Start INFORMATION SHOWN

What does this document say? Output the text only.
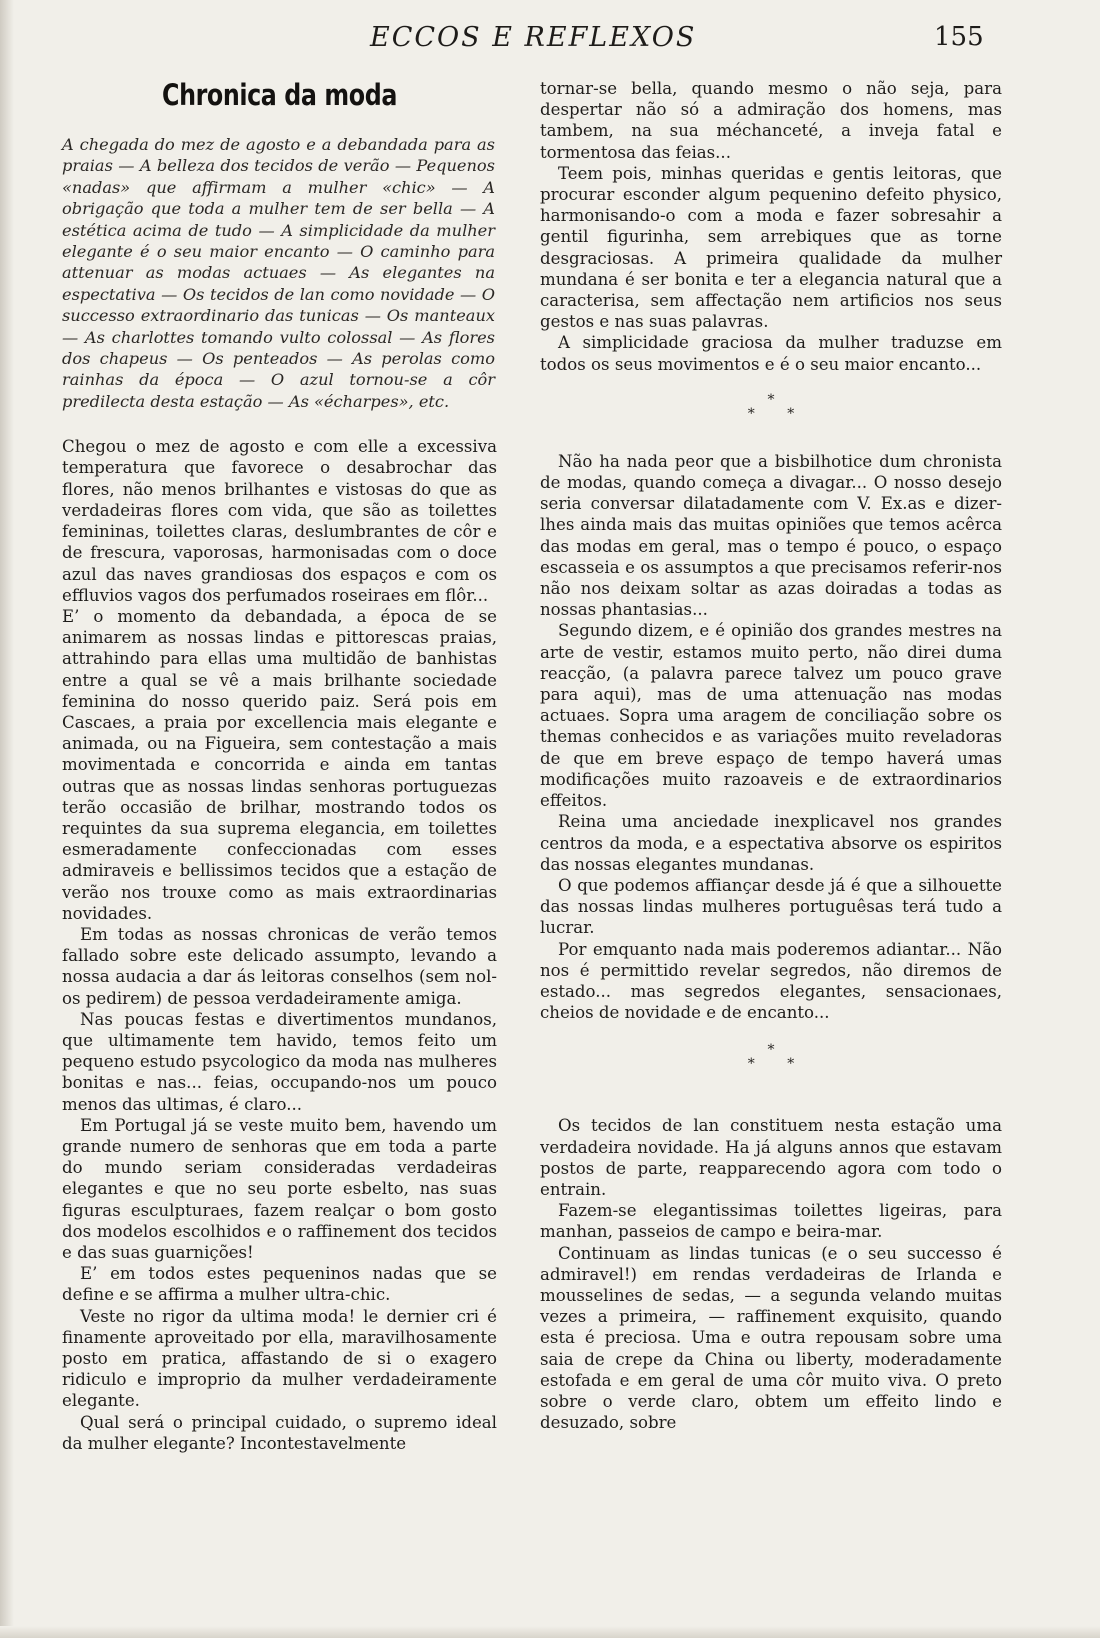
ECCOS E REFLEXOS	155
Chronica da moda

A chegada do mez de agosto e a debandada para as praias — A belleza dos tecidos de verão — Pequenos «nadas» que affirmam a mulher «chic» — A obrigação que toda a mulher tem de ser bella — A estética acima de tudo — A simplicidade da mulher elegante é o seu maior encanto — O caminho para attenuar as modas actuaes — As elegantes na espectativa — Os tecidos de lan como novidade — O successo extraordinario das tunicas — Os manteaux — As charlottes tomando vulto colossal — As flores dos chapeus — Os penteados — As perolas como rainhas da época — O azul tornou-se a côr predilecta desta estação — As «écharpes», etc.

Chegou o mez de agosto e com elle a excessiva temperatura que favorece o desabrochar das flores, não menos brilhantes e vistosas do que as verdadeiras flores com vida, que são as toilettes femininas, toilettes claras, deslumbrantes de côr e de frescura, vaporosas, harmonisadas com o doce azul das naves grandiosas dos espaços e com os effluvios vagos dos perfumados roseiraes em flôr...

E’ o momento da debandada, a época de se animarem as nossas lindas e pittorescas praias, attrahindo para ellas uma multidão de banhistas entre a qual se vê a mais brilhante sociedade feminina do nosso querido paiz. Será pois em Cascaes, a praia por excellencia mais elegante e animada, ou na Figueira, sem contestação a mais movimentada e concorrida e ainda em tantas outras que as nossas lindas senhoras portuguezas terão occasião de brilhar, mostrando todos os requintes da sua suprema elegancia, em toilettes esmeradamente confeccionadas com esses admiraveis e bellissimos tecidos que a estação de verão nos trouxe como as mais extraordinarias novidades.

Em todas as nossas chronicas de verão temos fallado sobre este delicado assumpto, levando a nossa audacia a dar ás leitoras conselhos (sem nol-os pedirem) de pessoa verdadeiramente amiga.

Nas poucas festas e divertimentos mundanos, que ultimamente tem havido, temos feito um pequeno estudo psycologico da moda nas mulheres bonitas e nas... feias, occupando-nos um pouco menos das ultimas, é claro...

Em Portugal já se veste muito bem, havendo um grande numero de senhoras que em toda a parte do mundo seriam consideradas verdadeiras elegantes e que no seu porte esbelto, nas suas figuras esculpturaes, fazem realçar o bom gosto dos modelos escolhidos e o raffinement dos tecidos e das suas guarnições!

E’ em todos estes pequeninos nadas que se define e se affirma a mulher ultra-chic.

Veste no rigor da ultima moda! le dernier cri é finamente aproveitado por ella, maravilhosamente posto em pratica, affastando de si o exagero ridiculo e improprio da mulher verdadeiramente elegante.

Qual será o principal cuidado, o supremo ideal da mulher elegante? Incontestavelmente

tornar-se bella, quando mesmo o não seja, para despertar não só a admiração dos homens, mas tambem, na sua méchanceté, a inveja fatal e tormentosa das feias...

Teem pois, minhas queridas e gentis leitoras, que procurar esconder algum pequenino defeito physico, harmonisando-o com a moda e fazer sobresahir a gentil figurinha, sem arrebiques que as torne desgraciosas. A primeira qualidade da mulher mundana é ser bonita e ter a elegancia natural que a caracterisa, sem affectação nem artificios nos seus gestos e nas suas palavras.

A simplicidade graciosa da mulher traduzse em todos os seus movimentos e é o seu maior encanto...

*
* *

Não ha nada peor que a bisbilhotice dum chronista de modas, quando começa a divagar... O nosso desejo seria conversar dilatadamente com V. Ex.as e dizer-lhes ainda mais das muitas opiniões que temos acêrca das modas em geral, mas o tempo é pouco, o espaço escasseia e os assumptos a que precisamos referir-nos não nos deixam soltar as azas doiradas a todas as nossas phantasias...

Segundo dizem, e é opinião dos grandes mestres na arte de vestir, estamos muito perto, não direi duma reacção, (a palavra parece talvez um pouco grave para aqui), mas de uma attenuação nas modas actuaes. Sopra uma aragem de conciliação sobre os themas conhecidos e as variações muito reveladoras de que em breve espaço de tempo haverá umas modificações muito razoaveis e de extraordinarios effeitos.

Reina uma anciedade inexplicavel nos grandes centros da moda, e a espectativa absorve os espiritos das nossas elegantes mundanas.

O que podemos affiançar desde já é que a silhouette das nossas lindas mulheres portuguêsas terá tudo a lucrar.

Por emquanto nada mais poderemos adiantar... Não nos é permittido revelar segredos, não diremos de estado... mas segredos elegantes, sensacionaes, cheios de novidade e de encanto...

*
* *

Os tecidos de lan constituem nesta estação uma verdadeira novidade. Ha já alguns annos que estavam postos de parte, reapparecendo agora com todo o entrain.

Fazem-se elegantissimas toilettes ligeiras, para manhan, passeios de campo e beira-mar.

Continuam as lindas tunicas (e o seu successo é admiravel!) em rendas verdadeiras de Irlanda e mousselines de sedas, — a segunda velando muitas vezes a primeira, — raffinement exquisito, quando esta é preciosa. Uma e outra repousam sobre uma saia de crepe da China ou liberty, moderadamente estofada e em geral de uma côr muito viva. O preto sobre o verde claro, obtem um effeito lindo e desuzado, sobre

End INFORMATION SHOWN

Scan the lines above for "seus", then copy every one that has it.

## EXPECTED ANSWER
Teem pois, minhas queridas e gentis leitoras, que procurar esconder algum pequenino defeito physico, harmonisando-o com a moda e fazer sobresahir a gentil figurinha, sem arrebiques que as torne desgraciosas. A primeira qualidade da mulher mundana é ser bonita e ter a elegancia natural que a caracterisa, sem affectação nem artificios nos seus gestos e nas suas palavras.
A simplicidade graciosa da mulher traduzse em todos os seus movimentos e é o seu maior encanto...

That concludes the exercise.